**Task objective**
Please copy out the lines of the records, from the line with "y-axis-ticks: 100 200" up to and including the line with "437, 396, 450]".

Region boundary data
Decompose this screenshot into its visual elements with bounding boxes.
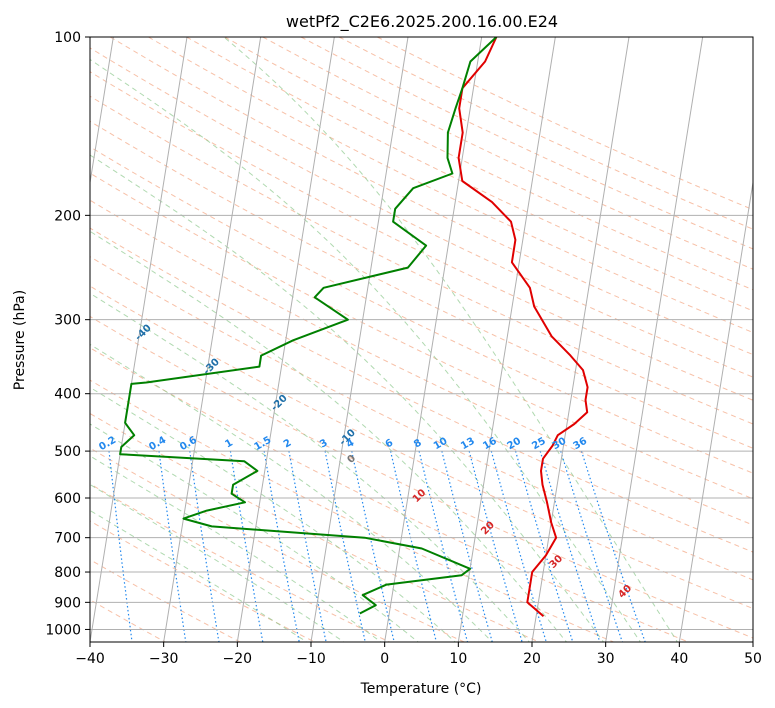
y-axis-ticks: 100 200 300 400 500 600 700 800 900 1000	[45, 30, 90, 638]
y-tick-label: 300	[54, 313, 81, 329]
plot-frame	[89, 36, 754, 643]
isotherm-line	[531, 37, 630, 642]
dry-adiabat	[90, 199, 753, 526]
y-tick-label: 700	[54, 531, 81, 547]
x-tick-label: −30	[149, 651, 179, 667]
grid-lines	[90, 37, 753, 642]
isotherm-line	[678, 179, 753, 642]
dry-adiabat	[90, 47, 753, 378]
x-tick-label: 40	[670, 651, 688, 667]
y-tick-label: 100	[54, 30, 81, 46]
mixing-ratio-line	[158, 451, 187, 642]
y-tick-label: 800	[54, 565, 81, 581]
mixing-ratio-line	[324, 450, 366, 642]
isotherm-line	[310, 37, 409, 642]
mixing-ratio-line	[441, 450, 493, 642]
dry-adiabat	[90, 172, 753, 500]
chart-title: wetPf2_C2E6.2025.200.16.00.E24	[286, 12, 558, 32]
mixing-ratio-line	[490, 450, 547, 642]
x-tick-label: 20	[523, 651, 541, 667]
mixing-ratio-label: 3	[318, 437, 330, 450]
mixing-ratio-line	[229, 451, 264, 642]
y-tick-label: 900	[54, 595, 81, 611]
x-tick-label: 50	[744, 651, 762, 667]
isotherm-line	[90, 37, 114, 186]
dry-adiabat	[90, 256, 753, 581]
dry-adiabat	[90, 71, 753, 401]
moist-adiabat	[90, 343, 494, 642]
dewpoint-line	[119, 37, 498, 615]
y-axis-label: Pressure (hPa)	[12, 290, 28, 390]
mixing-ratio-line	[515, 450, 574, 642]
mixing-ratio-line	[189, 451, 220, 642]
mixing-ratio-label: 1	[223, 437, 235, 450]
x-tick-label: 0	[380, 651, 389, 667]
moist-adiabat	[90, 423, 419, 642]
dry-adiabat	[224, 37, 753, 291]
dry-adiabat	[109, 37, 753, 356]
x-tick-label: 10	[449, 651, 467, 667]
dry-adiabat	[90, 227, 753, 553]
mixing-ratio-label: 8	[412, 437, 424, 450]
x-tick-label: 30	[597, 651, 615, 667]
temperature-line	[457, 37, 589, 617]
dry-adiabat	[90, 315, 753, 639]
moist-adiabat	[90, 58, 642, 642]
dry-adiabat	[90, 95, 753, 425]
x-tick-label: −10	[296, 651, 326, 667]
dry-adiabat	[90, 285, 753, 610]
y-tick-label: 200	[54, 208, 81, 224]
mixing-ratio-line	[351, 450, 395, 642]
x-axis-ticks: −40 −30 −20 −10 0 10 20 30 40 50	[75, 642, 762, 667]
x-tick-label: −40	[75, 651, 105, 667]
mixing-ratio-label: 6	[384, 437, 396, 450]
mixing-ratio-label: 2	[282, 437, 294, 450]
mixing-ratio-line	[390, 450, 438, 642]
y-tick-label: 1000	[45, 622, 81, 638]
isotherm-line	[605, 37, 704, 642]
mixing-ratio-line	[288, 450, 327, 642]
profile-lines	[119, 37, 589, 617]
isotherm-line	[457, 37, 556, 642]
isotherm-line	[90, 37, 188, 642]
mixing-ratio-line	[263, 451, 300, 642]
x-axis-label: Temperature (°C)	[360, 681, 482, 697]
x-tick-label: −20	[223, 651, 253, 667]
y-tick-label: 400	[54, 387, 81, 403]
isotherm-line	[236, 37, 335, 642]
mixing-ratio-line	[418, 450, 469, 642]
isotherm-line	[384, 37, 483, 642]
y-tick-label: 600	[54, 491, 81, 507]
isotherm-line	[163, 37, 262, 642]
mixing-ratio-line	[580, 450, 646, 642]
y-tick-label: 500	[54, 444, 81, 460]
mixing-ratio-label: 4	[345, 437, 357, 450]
==
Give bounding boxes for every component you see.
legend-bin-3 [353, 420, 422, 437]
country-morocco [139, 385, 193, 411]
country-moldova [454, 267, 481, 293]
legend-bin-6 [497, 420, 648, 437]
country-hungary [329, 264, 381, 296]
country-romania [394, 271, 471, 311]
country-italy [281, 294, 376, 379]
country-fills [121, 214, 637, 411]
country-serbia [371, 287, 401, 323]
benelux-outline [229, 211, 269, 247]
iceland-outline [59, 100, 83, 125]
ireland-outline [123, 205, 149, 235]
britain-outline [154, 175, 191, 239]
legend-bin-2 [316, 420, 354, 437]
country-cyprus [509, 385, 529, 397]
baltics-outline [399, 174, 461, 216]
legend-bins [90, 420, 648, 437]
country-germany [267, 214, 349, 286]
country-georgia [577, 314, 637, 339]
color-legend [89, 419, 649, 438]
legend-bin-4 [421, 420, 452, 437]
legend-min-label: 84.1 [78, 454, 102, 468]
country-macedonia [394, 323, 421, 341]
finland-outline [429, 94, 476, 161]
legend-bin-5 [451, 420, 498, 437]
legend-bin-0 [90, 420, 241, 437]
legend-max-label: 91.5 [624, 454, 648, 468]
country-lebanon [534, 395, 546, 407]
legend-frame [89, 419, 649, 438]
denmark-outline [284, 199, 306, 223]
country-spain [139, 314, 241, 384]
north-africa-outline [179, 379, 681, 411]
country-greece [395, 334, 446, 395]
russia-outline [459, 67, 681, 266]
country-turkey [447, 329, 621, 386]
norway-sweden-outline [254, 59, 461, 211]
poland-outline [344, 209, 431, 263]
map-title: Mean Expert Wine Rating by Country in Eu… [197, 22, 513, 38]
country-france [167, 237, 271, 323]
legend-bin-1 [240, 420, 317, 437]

**Solution for this problem**
y-axis-ticks: 100 200 300 400 500 600 700 800 900 1000	[45, 30, 90, 638]
y-tick-label: 300	[54, 313, 81, 329]
plot-frame	[89, 36, 754, 643]
isotherm-line	[531, 37, 630, 642]
dry-adiabat	[90, 199, 753, 526]
y-tick-label: 700	[54, 531, 81, 547]
x-tick-label: −30	[149, 651, 179, 667]
grid-lines	[90, 37, 753, 642]
isotherm-line	[678, 179, 753, 642]
dry-adiabat	[90, 47, 753, 378]
x-tick-label: 40	[670, 651, 688, 667]
y-tick-label: 100	[54, 30, 81, 46]
mixing-ratio-line	[158, 451, 187, 642]
y-tick-label: 800	[54, 565, 81, 581]
mixing-ratio-line	[324, 450, 366, 642]
isotherm-line	[310, 37, 409, 642]
mixing-ratio-line	[441, 450, 493, 642]
dry-adiabat	[90, 172, 753, 500]
chart-title: wetPf2_C2E6.2025.200.16.00.E24	[286, 12, 558, 32]
mixing-ratio-line	[490, 450, 547, 642]
x-tick-label: 20	[523, 651, 541, 667]
mixing-ratio-label: 3	[318, 437, 330, 450]
mixing-ratio-line	[229, 451, 264, 642]
y-tick-label: 900	[54, 595, 81, 611]
x-tick-label: 50	[744, 651, 762, 667]
isotherm-line	[90, 37, 114, 186]
dry-adiabat	[90, 256, 753, 581]
dry-adiabat	[90, 71, 753, 401]
moist-adiabat	[90, 343, 494, 642]
dewpoint-line	[119, 37, 498, 615]
y-axis-label: Pressure (hPa)	[12, 290, 28, 390]
mixing-ratio-line	[515, 450, 574, 642]
mixing-ratio-line	[189, 451, 220, 642]
mixing-ratio-label: 1	[223, 437, 235, 450]
x-tick-label: 0	[380, 651, 389, 667]
moist-adiabat	[90, 423, 419, 642]
dry-adiabat	[224, 37, 753, 291]
dry-adiabat	[109, 37, 753, 356]
x-tick-label: 10	[449, 651, 467, 667]
dry-adiabat	[90, 227, 753, 553]
mixing-ratio-label: 8	[412, 437, 424, 450]
x-tick-label: 30	[597, 651, 615, 667]
temperature-line	[457, 37, 589, 617]
dry-adiabat	[90, 315, 753, 639]
moist-adiabat	[90, 58, 642, 642]
dry-adiabat	[90, 95, 753, 425]
x-tick-label: −10	[296, 651, 326, 667]
dry-adiabat	[90, 285, 753, 610]
y-tick-label: 200	[54, 208, 81, 224]
mixing-ratio-line	[351, 450, 395, 642]
x-axis-ticks: −40 −30 −20 −10 0 10 20 30 40 50	[75, 642, 762, 667]
x-tick-label: −40	[75, 651, 105, 667]
mixing-ratio-label: 6	[384, 437, 396, 450]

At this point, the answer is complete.